• [Task objective] Go through the records and give each one again exactly.

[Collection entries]
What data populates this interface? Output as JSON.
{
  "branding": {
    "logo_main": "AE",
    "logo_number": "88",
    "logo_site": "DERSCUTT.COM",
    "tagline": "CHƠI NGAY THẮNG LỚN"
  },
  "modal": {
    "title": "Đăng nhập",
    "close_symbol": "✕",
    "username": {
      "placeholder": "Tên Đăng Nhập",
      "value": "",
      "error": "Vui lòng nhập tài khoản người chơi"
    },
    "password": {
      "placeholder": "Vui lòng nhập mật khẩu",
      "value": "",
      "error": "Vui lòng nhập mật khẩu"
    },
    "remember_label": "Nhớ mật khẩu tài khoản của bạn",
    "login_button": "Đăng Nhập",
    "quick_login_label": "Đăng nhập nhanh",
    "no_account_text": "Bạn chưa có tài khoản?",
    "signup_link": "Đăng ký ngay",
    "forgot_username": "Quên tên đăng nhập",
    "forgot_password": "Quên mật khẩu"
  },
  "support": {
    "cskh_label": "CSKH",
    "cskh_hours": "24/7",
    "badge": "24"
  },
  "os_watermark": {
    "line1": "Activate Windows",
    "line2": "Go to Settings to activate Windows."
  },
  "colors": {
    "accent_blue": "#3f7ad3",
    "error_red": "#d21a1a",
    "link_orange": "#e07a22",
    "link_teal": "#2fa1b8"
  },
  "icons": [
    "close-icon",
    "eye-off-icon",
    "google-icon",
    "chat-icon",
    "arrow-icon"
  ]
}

• [Complete response]
What data populates this interface? Output as JSON.
{
  "branding": {
    "logo_main": "AE",
    "logo_number": "88",
    "logo_site": "DERSCUTT.COM",
    "tagline": "CHƠI NGAY THẮNG LỚN"
  },
  "modal": {
    "title": "Đăng nhập",
    "close_symbol": "✕",
    "username": {
      "placeholder": "Tên Đăng Nhập",
      "value": "",
      "error": "Vui lòng nhập tài khoản người chơi"
    },
    "password": {
      "placeholder": "Vui lòng nhập mật khẩu",
      "value": "",
      "error": "Vui lòng nhập mật khẩu"
    },
    "remember_label": "Nhớ mật khẩu tài khoản của bạn",
    "login_button": "Đăng Nhập",
    "quick_login_label": "Đăng nhập nhanh",
    "no_account_text": "Bạn chưa có tài khoản?",
    "signup_link": "Đăng ký ngay",
    "forgot_username": "Quên tên đăng nhập",
    "forgot_password": "Quên mật khẩu"
  },
  "support": {
    "cskh_label": "CSKH",
    "cskh_hours": "24/7",
    "badge": "24"
  },
  "os_watermark": {
    "line1": "Activate Windows",
    "line2": "Go to Settings to activate Windows."
  },
  "colors": {
    "accent_blue": "#3f7ad3",
    "error_red": "#d21a1a",
    "link_orange": "#e07a22",
    "link_teal": "#2fa1b8"
  },
  "icons": [
    "close-icon",
    "eye-off-icon",
    "google-icon",
    "chat-icon",
    "arrow-icon"
  ]
}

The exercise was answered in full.